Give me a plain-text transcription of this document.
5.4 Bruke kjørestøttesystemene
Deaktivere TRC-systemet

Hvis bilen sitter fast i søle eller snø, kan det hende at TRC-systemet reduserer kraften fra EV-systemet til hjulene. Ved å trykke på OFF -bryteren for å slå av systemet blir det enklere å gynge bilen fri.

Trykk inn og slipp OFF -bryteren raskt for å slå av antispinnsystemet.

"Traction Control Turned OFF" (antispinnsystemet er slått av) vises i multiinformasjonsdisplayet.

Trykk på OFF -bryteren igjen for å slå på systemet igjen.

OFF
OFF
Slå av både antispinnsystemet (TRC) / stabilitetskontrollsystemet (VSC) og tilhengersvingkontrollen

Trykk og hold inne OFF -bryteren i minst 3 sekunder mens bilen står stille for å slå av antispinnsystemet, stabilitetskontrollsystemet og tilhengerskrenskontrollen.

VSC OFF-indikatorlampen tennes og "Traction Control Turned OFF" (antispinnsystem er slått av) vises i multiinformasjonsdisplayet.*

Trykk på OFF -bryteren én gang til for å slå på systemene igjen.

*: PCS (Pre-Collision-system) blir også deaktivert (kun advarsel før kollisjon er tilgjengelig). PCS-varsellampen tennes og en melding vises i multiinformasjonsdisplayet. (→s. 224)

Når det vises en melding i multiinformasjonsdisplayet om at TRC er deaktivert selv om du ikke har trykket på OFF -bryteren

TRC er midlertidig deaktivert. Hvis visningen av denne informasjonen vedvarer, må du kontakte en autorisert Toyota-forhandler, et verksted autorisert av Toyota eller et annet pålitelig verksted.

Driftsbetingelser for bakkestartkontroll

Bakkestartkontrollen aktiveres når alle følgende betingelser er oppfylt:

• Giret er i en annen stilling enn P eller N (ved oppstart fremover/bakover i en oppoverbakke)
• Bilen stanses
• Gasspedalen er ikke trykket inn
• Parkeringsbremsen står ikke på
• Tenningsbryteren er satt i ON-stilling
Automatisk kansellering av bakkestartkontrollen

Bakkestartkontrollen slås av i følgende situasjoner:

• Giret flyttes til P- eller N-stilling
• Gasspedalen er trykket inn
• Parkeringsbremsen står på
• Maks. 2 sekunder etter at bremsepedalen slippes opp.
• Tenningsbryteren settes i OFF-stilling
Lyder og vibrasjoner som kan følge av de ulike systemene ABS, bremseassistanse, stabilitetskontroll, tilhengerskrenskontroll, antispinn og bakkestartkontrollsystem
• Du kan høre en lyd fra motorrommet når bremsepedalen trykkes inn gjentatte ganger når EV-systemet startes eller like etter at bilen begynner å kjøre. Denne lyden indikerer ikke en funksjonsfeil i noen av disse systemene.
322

> AIM OF THE EXERCISE:
Output the listing above exactly as it appears.

> ANSWER:
Give me a plain-text transcription of this document.
5.4 Bruke kjørestøttesystemene
Deaktivere TRC-systemet

Hvis bilen sitter fast i søle eller snø, kan det hende at TRC-systemet reduserer kraften fra EV-systemet til hjulene. Ved å trykke på OFF -bryteren for å slå av systemet blir det enklere å gynge bilen fri.

Trykk inn og slipp OFF -bryteren raskt for å slå av antispinnsystemet.

"Traction Control Turned OFF" (antispinnsystemet er slått av) vises i multiinformasjonsdisplayet.

Trykk på OFF -bryteren igjen for å slå på systemet igjen.

OFF
OFF
Slå av både antispinnsystemet (TRC) / stabilitetskontrollsystemet (VSC) og tilhengersvingkontrollen

Trykk og hold inne OFF -bryteren i minst 3 sekunder mens bilen står stille for å slå av antispinnsystemet, stabilitetskontrollsystemet og tilhengerskrenskontrollen.

VSC OFF-indikatorlampen tennes og "Traction Control Turned OFF" (antispinnsystem er slått av) vises i multiinformasjonsdisplayet.*

Trykk på OFF -bryteren én gang til for å slå på systemene igjen.

*: PCS (Pre-Collision-system) blir også deaktivert (kun advarsel før kollisjon er tilgjengelig). PCS-varsellampen tennes og en melding vises i multiinformasjonsdisplayet. (→s. 224)

Når det vises en melding i multiinformasjonsdisplayet om at TRC er deaktivert selv om du ikke har trykket på OFF -bryteren

TRC er midlertidig deaktivert. Hvis visningen av denne informasjonen vedvarer, må du kontakte en autorisert Toyota-forhandler, et verksted autorisert av Toyota eller et annet pålitelig verksted.

Driftsbetingelser for bakkestartkontroll

Bakkestartkontrollen aktiveres når alle følgende betingelser er oppfylt:

• Giret er i en annen stilling enn P eller N (ved oppstart fremover/bakover i en oppoverbakke)
• Bilen stanses
• Gasspedalen er ikke trykket inn
• Parkeringsbremsen står ikke på
• Tenningsbryteren er satt i ON-stilling
Automatisk kansellering av bakkestartkontrollen

Bakkestartkontrollen slås av i følgende situasjoner:

• Giret flyttes til P- eller N-stilling
• Gasspedalen er trykket inn
• Parkeringsbremsen står på
• Maks. 2 sekunder etter at bremsepedalen slippes opp.
• Tenningsbryteren settes i OFF-stilling
Lyder og vibrasjoner som kan følge av de ulike systemene ABS, bremseassistanse, stabilitetskontroll, tilhengerskrenskontroll, antispinn og bakkestartkontrollsystem
• Du kan høre en lyd fra motorrommet når bremsepedalen trykkes inn gjentatte ganger når EV-systemet startes eller like etter at bilen begynner å kjøre. Denne lyden indikerer ikke en funksjonsfeil i noen av disse systemene.
322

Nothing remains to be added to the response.